+++ INPUT DATA +++

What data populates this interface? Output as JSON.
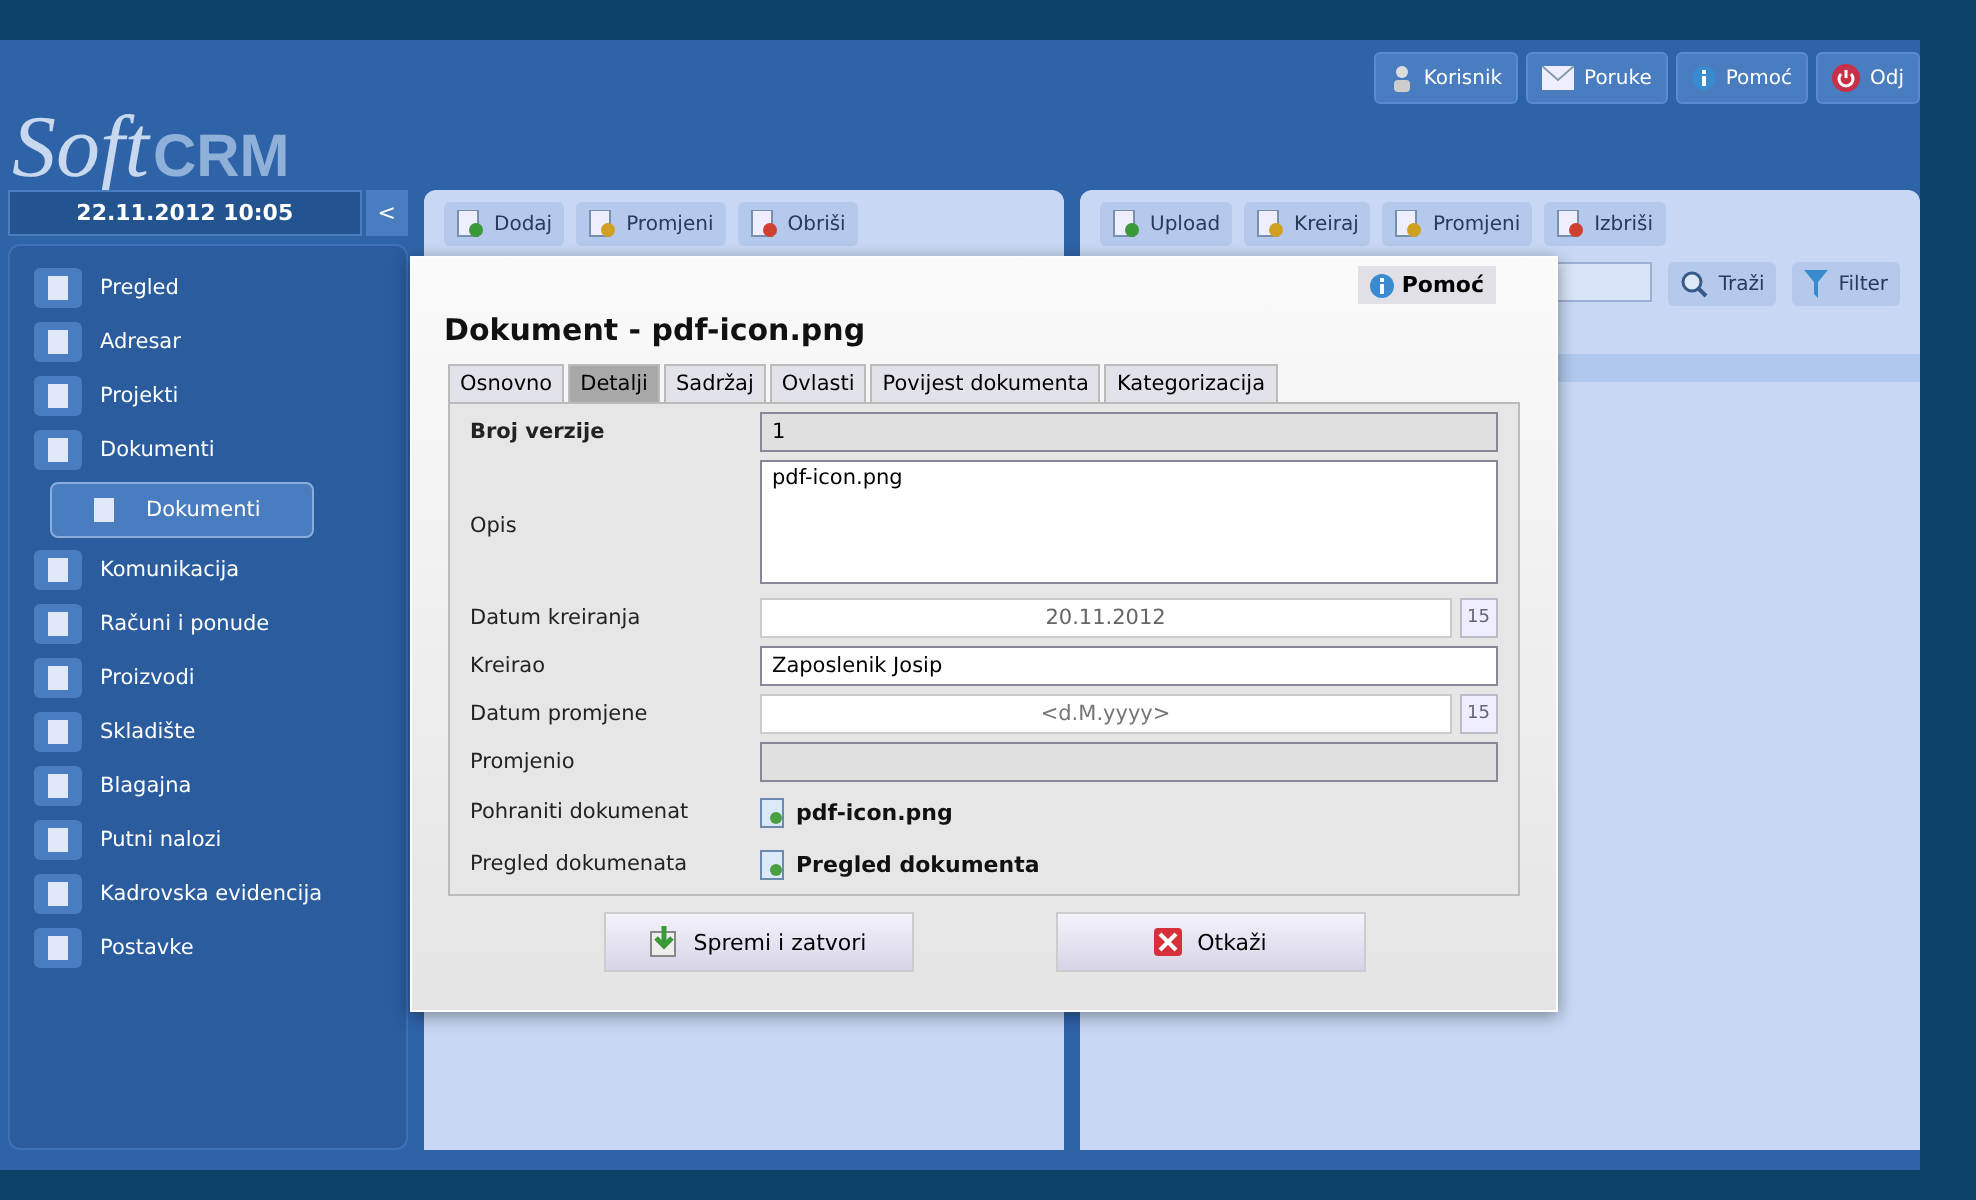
{
  "header": {
    "logo": {
      "script": "Soft",
      "bold": "CRM"
    },
    "top_buttons": [
      {
        "label": "Korisnik",
        "kind": "user"
      },
      {
        "label": "Poruke",
        "kind": "mail"
      },
      {
        "label": "Pomoć",
        "kind": "info"
      },
      {
        "label": "Odj",
        "kind": "power"
      }
    ]
  },
  "sidebar": {
    "datetime": "22.11.2012 10:05",
    "collapse": "<",
    "items": [
      {
        "label": "Pregled",
        "selected": false
      },
      {
        "label": "Adresar",
        "selected": false
      },
      {
        "label": "Projekti",
        "selected": false
      },
      {
        "label": "Dokumenti",
        "selected": false,
        "children": [
          {
            "label": "Dokumenti",
            "selected": true
          }
        ]
      },
      {
        "label": "Komunikacija",
        "selected": false
      },
      {
        "label": "Računi i ponude",
        "selected": false
      },
      {
        "label": "Proizvodi",
        "selected": false
      },
      {
        "label": "Skladište",
        "selected": false
      },
      {
        "label": "Blagajna",
        "selected": false
      },
      {
        "label": "Putni nalozi",
        "selected": false
      },
      {
        "label": "Kadrovska evidencija",
        "selected": false
      },
      {
        "label": "Postavke",
        "selected": false
      }
    ]
  },
  "left_panel": {
    "toolbar": [
      {
        "label": "Dodaj",
        "kind": "add"
      },
      {
        "label": "Promjeni",
        "kind": "edit"
      },
      {
        "label": "Obriši",
        "kind": "delete"
      }
    ]
  },
  "right_panel": {
    "toolbar": [
      {
        "label": "Upload",
        "kind": "add"
      },
      {
        "label": "Kreiraj",
        "kind": "edit"
      },
      {
        "label": "Promjeni",
        "kind": "edit"
      },
      {
        "label": "Izbriši",
        "kind": "delete"
      }
    ],
    "search_button": "Traži",
    "filter_button": "Filter"
  },
  "dialog": {
    "help": "Pomoć",
    "title": "Dokument - pdf-icon.png",
    "tabs": [
      {
        "label": "Osnovno",
        "selected": false
      },
      {
        "label": "Detalji",
        "selected": true
      },
      {
        "label": "Sadržaj",
        "selected": false
      },
      {
        "label": "Ovlasti",
        "selected": false
      },
      {
        "label": "Povijest dokumenta",
        "selected": false
      },
      {
        "label": "Kategorizacija",
        "selected": false
      }
    ],
    "fields": [
      {
        "label": "Broj verzije",
        "strong": true,
        "kind": "readonly",
        "value": "1"
      },
      {
        "label": "Opis",
        "strong": false,
        "kind": "textarea",
        "value": "pdf-icon.png"
      },
      {
        "label": "Datum kreiranja",
        "strong": false,
        "kind": "date",
        "value": "20.11.2012",
        "calendar": "15"
      },
      {
        "label": "Kreirao",
        "strong": false,
        "kind": "text",
        "value": "Zaposlenik Josip"
      },
      {
        "label": "Datum promjene",
        "strong": false,
        "kind": "date",
        "placeholder": "<d.M.yyyy>",
        "calendar": "15"
      },
      {
        "label": "Promjenio",
        "strong": false,
        "kind": "readonly"
      },
      {
        "label": "Pohraniti dokumenat",
        "strong": false,
        "kind": "link",
        "value": "pdf-icon.png"
      },
      {
        "label": "Pregled dokumenata",
        "strong": false,
        "kind": "link",
        "value": "Pregled dokumenta"
      }
    ],
    "buttons": [
      {
        "label": "Spremi i zatvori",
        "kind": "save"
      },
      {
        "label": "Otkaži",
        "kind": "cancel"
      }
    ]
  }
}
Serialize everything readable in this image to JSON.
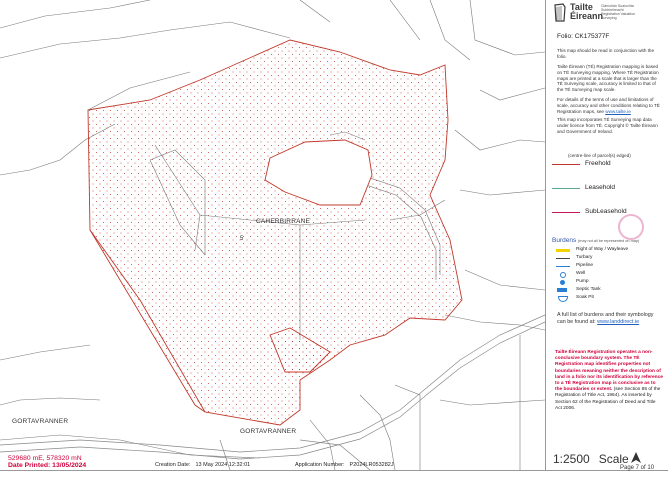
{
  "logo": {
    "name_line1": "Tailte",
    "name_line2": "Éireann",
    "sub_lines": [
      "Clárúchán Suaíochta",
      "Suirbhéireacht",
      "Registration Valuation",
      "Surveying"
    ]
  },
  "folio": "Folio: CK175377F",
  "notes": {
    "p1": "This map should be read in conjunction with the folio.",
    "p2": "Tailte Éireann (TÉ) Registration mapping is based on TÉ Surveying mapping. Where TÉ Registration maps are printed at a scale that is larger than the TÉ Surveying scale, accuracy is limited to that of the TÉ Surveying map scale.",
    "p3": "For details of the terms of use and limitations of scale, accuracy and other conditions relating to TÉ Registration maps, see",
    "p3_link": "www.tailte.ie",
    "p4": "This map incorporates TÉ Surveying map data under licence from TÉ. Copyright © Tailte Éireann and Government of Ireland."
  },
  "legend": {
    "title": "(centre-line of parcel(s) edged)",
    "items": [
      {
        "label": "Freehold",
        "color": "#c0392b"
      },
      {
        "label": "Leasehold",
        "color": "#5fa890"
      },
      {
        "label": "SubLeasehold",
        "color": "#c2185b"
      }
    ]
  },
  "burdens": {
    "title": "Burdens",
    "note": "(may not all be represented on map)",
    "items": [
      {
        "label": "Right of Way / Wayleave",
        "color": "#f2d200"
      },
      {
        "label": "Turbary",
        "color": "#444444"
      },
      {
        "label": "Pipeline",
        "color": "#2a7fd4"
      },
      {
        "label": "Well",
        "color": "#2a7fd4"
      },
      {
        "label": "Pump",
        "color": "#2a7fd4"
      },
      {
        "label": "Septic Tank",
        "color": "#2a7fd4"
      },
      {
        "label": "Soak Pit",
        "color": "#2a7fd4"
      }
    ],
    "list_note": "A full list of burdens and their symbology can be found at:",
    "list_link": "www.landdirect.ie"
  },
  "warning": {
    "bold": "Tailte Éireann Registration operates a non-conclusive boundary system. The TÉ Registration map identifies properties not boundaries meaning neither the description of land in a folio nor its identification by reference to a TÉ Registration map is conclusive as to the boundaries or extent.",
    "rest": "(see Section 85 of the Registration of Title Act, 1964). As inserted by Section 62 of the Registration of Deed and Title Act 2006."
  },
  "map": {
    "townland": "CAHERBIRRANE",
    "parcel_number": "5",
    "place_left": "GORTAVRANNER",
    "place_bottom": "GORTAVRANNER"
  },
  "footer": {
    "coords": "529680 mE, 578320 mN",
    "date_printed": "Date Printed: 13/05/2024",
    "creation_label": "Creation Date:",
    "creation_value": "13 May 2024 12:32:01",
    "application_label": "Application Number:",
    "application_value": "P2024LR053282J",
    "scale_ratio": "1:2500",
    "scale_word": "Scale",
    "page": "Page 7 of 10"
  }
}
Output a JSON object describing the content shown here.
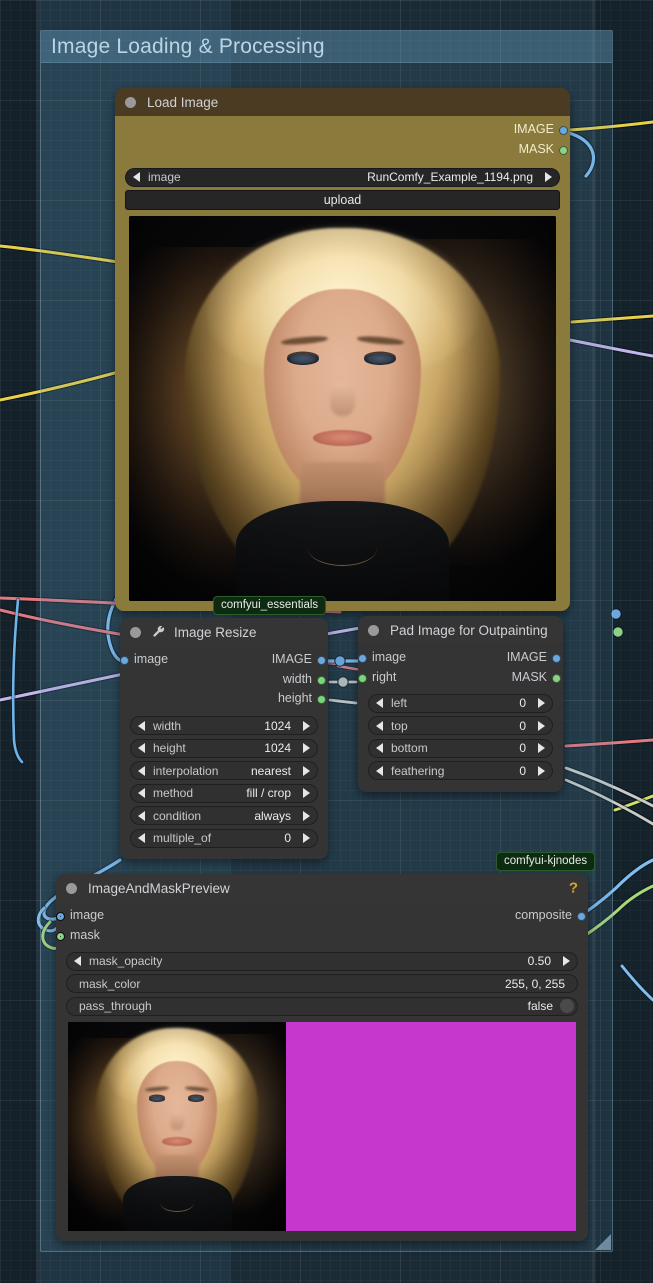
{
  "group": {
    "title": "Image Loading & Processing",
    "color": "#5a8caf"
  },
  "badges": {
    "essentials": "comfyui_essentials",
    "kjnodes": "comfyui-kjnodes"
  },
  "nodes": {
    "load_image": {
      "title": "Load Image",
      "outputs": [
        {
          "label": "IMAGE",
          "type": "IMAGE",
          "color": "#6ca8e0"
        },
        {
          "label": "MASK",
          "type": "MASK",
          "color": "#8dd086"
        }
      ],
      "widgets": [
        {
          "name": "image",
          "value": "RunComfy_Example_1194.png",
          "kind": "combo"
        }
      ],
      "button": "upload"
    },
    "image_resize": {
      "title": "Image Resize",
      "icon": "wrench-icon",
      "inputs": [
        {
          "label": "image",
          "type": "IMAGE",
          "color": "#6ca8e0"
        }
      ],
      "outputs": [
        {
          "label": "IMAGE",
          "type": "IMAGE",
          "color": "#6ca8e0"
        },
        {
          "label": "width",
          "type": "INT",
          "color": "#7ad67a"
        },
        {
          "label": "height",
          "type": "INT",
          "color": "#7ad67a"
        }
      ],
      "widgets": [
        {
          "name": "width",
          "value": "1024",
          "kind": "number"
        },
        {
          "name": "height",
          "value": "1024",
          "kind": "number"
        },
        {
          "name": "interpolation",
          "value": "nearest",
          "kind": "combo"
        },
        {
          "name": "method",
          "value": "fill / crop",
          "kind": "combo"
        },
        {
          "name": "condition",
          "value": "always",
          "kind": "combo"
        },
        {
          "name": "multiple_of",
          "value": "0",
          "kind": "number"
        }
      ]
    },
    "pad_image": {
      "title": "Pad Image for Outpainting",
      "inputs": [
        {
          "label": "image",
          "type": "IMAGE",
          "color": "#6ca8e0"
        },
        {
          "label": "right",
          "type": "INT",
          "color": "#7ad67a"
        }
      ],
      "outputs": [
        {
          "label": "IMAGE",
          "type": "IMAGE",
          "color": "#6ca8e0"
        },
        {
          "label": "MASK",
          "type": "MASK",
          "color": "#8dd086"
        }
      ],
      "widgets": [
        {
          "name": "left",
          "value": "0",
          "kind": "number"
        },
        {
          "name": "top",
          "value": "0",
          "kind": "number"
        },
        {
          "name": "bottom",
          "value": "0",
          "kind": "number"
        },
        {
          "name": "feathering",
          "value": "0",
          "kind": "number"
        }
      ]
    },
    "image_and_mask_preview": {
      "title": "ImageAndMaskPreview",
      "help": "?",
      "inputs": [
        {
          "label": "image",
          "type": "IMAGE",
          "color": "#6ca8e0"
        },
        {
          "label": "mask",
          "type": "MASK",
          "color": "#8dd086"
        }
      ],
      "outputs": [
        {
          "label": "composite",
          "type": "IMAGE",
          "color": "#6ca8e0"
        }
      ],
      "widgets": [
        {
          "name": "mask_opacity",
          "value": "0.50",
          "kind": "number"
        },
        {
          "name": "mask_color",
          "value": "255, 0, 255",
          "kind": "text"
        },
        {
          "name": "pass_through",
          "value": "false",
          "kind": "toggle"
        }
      ],
      "preview": {
        "mask_fill": "#c637cd"
      }
    }
  }
}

+++

- **PROBLEM STATEMENT**
Gather every line containing the word "Éireann" and copy it.

- **SOLUTION TO THE EXERCISE**
    "name_line2": "Éireann",
    "p2": "Tailte Éireann (TÉ) Registration mapping is based on TÉ Surveying mapping. Where TÉ Registration maps are printed at a scale that is larger than the TÉ Surveying scale, accuracy is limited to that of the TÉ Surveying map scale.",
    "p4": "This map incorporates TÉ Surveying map data under licence from TÉ. Copyright © Tailte Éireann and Government of Ireland."
    "bold": "Tailte Éireann Registration operates a non-conclusive boundary system. The TÉ Registration map identifies properties not boundaries meaning neither the description of land in a folio nor its identification by reference to a TÉ Registration map is conclusive as to the boundaries or extent.",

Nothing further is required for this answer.